SET PROBLEM:
Take each line containing "handle" and report it exactly as written.

^^^^^^^^^^^^^^^^

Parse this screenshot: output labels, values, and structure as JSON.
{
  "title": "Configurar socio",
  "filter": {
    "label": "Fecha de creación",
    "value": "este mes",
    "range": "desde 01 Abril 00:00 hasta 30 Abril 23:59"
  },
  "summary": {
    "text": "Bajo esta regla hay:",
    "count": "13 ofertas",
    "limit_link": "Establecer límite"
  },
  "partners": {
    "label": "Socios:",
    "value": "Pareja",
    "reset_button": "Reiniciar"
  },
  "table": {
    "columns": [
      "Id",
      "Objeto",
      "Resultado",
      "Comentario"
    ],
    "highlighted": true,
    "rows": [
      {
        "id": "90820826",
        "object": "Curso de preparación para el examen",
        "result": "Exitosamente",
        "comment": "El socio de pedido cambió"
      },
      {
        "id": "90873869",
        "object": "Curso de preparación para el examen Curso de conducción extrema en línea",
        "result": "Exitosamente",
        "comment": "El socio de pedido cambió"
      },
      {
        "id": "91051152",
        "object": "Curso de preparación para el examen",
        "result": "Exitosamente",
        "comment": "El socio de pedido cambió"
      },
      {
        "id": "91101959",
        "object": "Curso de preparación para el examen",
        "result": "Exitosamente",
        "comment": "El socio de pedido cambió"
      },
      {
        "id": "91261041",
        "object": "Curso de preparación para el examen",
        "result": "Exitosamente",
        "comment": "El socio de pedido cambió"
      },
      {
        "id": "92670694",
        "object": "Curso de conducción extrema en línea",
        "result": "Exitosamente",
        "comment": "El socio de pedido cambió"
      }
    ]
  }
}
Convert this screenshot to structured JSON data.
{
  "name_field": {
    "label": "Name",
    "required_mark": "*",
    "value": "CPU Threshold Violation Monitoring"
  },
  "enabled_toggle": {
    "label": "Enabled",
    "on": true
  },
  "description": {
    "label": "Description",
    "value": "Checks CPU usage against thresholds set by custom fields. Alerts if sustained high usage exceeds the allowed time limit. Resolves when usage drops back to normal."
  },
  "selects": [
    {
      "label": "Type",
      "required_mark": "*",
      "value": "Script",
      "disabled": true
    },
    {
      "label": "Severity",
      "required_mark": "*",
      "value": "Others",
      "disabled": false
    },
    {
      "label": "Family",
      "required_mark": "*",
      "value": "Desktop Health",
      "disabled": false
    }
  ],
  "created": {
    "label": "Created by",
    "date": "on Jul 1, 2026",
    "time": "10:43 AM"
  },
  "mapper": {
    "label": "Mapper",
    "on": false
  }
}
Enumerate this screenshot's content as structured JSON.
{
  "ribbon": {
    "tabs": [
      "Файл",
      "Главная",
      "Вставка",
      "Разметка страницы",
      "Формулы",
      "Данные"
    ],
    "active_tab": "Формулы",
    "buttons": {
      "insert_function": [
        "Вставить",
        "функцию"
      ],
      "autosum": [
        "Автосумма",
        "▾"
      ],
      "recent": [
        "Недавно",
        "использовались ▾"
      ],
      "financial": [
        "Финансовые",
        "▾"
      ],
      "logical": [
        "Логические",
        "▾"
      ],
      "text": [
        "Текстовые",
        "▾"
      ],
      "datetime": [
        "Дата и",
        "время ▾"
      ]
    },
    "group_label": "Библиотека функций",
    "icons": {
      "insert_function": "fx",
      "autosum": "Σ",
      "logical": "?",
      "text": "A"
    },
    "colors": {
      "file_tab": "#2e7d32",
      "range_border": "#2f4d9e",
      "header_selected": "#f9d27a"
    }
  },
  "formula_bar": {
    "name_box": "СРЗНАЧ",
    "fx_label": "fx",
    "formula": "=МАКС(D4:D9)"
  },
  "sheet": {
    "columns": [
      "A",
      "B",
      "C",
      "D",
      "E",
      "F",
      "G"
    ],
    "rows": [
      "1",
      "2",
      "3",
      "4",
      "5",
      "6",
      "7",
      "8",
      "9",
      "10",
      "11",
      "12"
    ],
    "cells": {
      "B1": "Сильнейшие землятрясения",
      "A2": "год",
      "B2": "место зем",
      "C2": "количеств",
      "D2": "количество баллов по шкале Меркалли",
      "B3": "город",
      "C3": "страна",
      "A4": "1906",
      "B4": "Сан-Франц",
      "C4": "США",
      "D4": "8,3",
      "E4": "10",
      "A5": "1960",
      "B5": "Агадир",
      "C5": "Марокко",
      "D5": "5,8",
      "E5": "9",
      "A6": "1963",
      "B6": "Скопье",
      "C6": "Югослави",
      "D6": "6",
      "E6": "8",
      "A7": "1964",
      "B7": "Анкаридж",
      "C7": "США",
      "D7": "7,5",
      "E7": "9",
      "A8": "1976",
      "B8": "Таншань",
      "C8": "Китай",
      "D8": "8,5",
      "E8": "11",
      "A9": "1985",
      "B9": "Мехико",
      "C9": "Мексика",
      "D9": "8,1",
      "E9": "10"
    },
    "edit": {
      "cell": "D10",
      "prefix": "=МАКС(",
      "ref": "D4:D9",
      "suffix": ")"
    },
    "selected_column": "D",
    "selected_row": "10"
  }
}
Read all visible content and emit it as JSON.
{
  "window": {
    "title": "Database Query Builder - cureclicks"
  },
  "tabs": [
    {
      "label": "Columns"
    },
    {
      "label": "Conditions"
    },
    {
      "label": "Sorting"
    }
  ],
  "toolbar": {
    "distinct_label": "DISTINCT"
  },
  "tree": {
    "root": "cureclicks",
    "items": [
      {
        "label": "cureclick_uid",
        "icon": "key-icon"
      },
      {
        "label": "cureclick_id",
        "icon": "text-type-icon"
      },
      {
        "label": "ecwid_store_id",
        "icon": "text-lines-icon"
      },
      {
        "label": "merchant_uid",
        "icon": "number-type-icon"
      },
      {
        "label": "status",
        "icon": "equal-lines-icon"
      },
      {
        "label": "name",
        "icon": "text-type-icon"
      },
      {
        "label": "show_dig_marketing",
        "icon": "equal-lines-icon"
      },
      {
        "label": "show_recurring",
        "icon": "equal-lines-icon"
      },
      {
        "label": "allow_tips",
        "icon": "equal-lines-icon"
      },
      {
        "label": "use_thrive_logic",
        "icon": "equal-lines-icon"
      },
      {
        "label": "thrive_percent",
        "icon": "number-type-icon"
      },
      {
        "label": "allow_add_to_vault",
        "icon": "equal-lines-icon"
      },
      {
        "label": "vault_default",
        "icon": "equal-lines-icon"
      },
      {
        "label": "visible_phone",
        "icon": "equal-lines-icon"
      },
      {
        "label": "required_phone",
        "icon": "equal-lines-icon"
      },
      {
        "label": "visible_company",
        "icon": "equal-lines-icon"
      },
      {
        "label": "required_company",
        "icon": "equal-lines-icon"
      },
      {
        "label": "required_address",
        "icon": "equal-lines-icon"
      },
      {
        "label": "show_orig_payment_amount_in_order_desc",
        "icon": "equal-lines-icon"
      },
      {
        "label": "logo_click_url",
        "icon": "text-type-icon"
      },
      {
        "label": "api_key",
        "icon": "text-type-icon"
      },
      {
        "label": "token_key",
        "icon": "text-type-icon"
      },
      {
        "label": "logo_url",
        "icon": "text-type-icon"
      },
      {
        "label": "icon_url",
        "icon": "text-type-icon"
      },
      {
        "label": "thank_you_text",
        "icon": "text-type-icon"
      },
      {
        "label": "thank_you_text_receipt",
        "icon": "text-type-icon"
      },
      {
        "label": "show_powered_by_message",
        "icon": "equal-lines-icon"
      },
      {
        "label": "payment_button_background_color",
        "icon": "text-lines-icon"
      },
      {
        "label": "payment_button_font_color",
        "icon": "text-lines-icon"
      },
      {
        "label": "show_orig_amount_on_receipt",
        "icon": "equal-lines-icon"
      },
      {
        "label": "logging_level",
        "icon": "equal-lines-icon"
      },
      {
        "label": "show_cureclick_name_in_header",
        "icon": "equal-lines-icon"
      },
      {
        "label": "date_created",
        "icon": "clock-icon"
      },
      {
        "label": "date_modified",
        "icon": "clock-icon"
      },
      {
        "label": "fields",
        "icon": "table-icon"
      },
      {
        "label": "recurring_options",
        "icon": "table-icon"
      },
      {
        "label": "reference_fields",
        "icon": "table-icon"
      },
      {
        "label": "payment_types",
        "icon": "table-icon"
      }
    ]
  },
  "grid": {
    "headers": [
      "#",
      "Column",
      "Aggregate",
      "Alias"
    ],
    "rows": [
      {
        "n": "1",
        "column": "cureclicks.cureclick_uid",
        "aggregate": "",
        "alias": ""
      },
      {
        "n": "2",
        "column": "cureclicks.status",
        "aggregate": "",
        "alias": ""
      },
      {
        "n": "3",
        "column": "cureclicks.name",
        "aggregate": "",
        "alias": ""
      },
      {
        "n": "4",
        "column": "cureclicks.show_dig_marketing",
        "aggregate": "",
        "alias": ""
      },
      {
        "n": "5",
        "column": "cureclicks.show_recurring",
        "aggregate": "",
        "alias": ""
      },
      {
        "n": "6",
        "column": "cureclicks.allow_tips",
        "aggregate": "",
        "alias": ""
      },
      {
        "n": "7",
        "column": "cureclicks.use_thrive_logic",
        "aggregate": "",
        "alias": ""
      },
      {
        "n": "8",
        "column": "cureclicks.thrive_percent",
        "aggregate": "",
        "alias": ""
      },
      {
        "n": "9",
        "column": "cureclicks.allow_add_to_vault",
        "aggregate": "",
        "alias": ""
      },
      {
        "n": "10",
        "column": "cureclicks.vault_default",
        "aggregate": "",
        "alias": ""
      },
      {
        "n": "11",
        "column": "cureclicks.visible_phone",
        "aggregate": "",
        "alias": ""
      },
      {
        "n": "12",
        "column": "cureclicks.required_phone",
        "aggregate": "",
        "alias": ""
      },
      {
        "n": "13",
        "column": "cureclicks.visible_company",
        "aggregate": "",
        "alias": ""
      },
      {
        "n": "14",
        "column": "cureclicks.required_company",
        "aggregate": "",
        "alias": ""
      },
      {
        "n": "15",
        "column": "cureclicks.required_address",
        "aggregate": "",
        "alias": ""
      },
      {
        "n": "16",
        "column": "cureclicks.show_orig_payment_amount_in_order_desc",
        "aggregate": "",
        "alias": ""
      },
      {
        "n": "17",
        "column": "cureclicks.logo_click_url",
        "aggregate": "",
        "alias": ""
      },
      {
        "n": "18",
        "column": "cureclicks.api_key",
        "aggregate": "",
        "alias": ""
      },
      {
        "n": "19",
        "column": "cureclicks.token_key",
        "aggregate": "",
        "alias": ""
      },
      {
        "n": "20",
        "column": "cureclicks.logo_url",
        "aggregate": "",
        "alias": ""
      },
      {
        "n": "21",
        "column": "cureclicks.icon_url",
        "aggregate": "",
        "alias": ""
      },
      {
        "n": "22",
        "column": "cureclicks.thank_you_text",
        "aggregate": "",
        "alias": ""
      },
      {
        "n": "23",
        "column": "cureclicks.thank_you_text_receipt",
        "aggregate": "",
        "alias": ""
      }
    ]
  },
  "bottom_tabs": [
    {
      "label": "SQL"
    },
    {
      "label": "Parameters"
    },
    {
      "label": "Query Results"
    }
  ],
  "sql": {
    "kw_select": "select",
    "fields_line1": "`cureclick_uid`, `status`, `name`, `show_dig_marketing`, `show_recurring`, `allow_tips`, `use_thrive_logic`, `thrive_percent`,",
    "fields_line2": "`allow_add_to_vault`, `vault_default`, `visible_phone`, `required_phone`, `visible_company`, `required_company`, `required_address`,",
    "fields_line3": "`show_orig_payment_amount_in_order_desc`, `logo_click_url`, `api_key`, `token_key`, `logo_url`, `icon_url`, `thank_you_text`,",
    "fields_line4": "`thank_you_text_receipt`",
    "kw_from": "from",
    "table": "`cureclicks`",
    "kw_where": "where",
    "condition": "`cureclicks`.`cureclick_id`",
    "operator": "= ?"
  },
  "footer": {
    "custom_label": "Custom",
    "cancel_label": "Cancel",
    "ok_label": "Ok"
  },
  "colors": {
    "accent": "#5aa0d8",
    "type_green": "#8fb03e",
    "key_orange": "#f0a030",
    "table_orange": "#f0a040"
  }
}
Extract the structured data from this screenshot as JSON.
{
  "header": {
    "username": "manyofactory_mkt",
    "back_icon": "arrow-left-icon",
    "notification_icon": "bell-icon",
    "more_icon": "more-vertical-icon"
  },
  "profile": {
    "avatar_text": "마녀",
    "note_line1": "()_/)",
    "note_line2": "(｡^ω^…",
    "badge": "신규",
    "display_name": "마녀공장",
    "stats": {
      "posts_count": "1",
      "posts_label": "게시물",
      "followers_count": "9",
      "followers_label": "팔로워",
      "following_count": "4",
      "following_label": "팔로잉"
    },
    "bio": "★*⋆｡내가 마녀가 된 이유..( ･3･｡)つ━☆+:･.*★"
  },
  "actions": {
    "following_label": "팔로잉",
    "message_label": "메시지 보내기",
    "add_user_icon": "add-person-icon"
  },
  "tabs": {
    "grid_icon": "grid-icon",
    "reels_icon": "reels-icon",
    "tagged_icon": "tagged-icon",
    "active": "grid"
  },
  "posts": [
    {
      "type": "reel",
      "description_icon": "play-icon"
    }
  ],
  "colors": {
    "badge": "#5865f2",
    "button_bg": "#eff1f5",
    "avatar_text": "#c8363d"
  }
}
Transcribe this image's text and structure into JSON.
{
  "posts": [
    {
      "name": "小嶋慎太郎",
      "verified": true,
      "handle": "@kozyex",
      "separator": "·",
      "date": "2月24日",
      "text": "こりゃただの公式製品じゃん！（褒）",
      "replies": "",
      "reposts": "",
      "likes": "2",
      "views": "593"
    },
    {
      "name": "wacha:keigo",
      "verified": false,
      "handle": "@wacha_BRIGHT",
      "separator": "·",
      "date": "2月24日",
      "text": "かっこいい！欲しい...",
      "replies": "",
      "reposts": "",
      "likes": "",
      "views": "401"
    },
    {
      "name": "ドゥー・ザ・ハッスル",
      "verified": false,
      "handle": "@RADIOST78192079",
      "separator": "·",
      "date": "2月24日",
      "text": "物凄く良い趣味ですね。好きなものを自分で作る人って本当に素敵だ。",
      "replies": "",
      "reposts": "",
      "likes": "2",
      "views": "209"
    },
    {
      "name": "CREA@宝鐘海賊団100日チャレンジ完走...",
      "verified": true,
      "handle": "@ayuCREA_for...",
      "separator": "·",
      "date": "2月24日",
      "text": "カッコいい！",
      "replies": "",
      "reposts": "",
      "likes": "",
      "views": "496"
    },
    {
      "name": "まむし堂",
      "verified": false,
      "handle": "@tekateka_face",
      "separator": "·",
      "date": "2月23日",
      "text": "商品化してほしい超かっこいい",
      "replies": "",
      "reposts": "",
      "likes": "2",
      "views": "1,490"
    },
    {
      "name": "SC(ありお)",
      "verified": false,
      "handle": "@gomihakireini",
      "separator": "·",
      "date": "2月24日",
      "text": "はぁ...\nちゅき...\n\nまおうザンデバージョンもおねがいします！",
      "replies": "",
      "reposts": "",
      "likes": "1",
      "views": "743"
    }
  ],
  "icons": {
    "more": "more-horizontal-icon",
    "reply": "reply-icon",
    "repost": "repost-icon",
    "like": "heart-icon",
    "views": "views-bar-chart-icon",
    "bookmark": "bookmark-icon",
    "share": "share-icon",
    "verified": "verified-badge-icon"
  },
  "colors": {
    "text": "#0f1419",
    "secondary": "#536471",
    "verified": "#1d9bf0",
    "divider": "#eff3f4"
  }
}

^^^^^^^^^^^^^^^^

RESPONSE:
      "handle": "@kozyex",
      "handle": "@wacha_BRIGHT",
      "handle": "@RADIOST78192079",
      "handle": "@ayuCREA_for...",
      "handle": "@tekateka_face",
      "handle": "@gomihakireini",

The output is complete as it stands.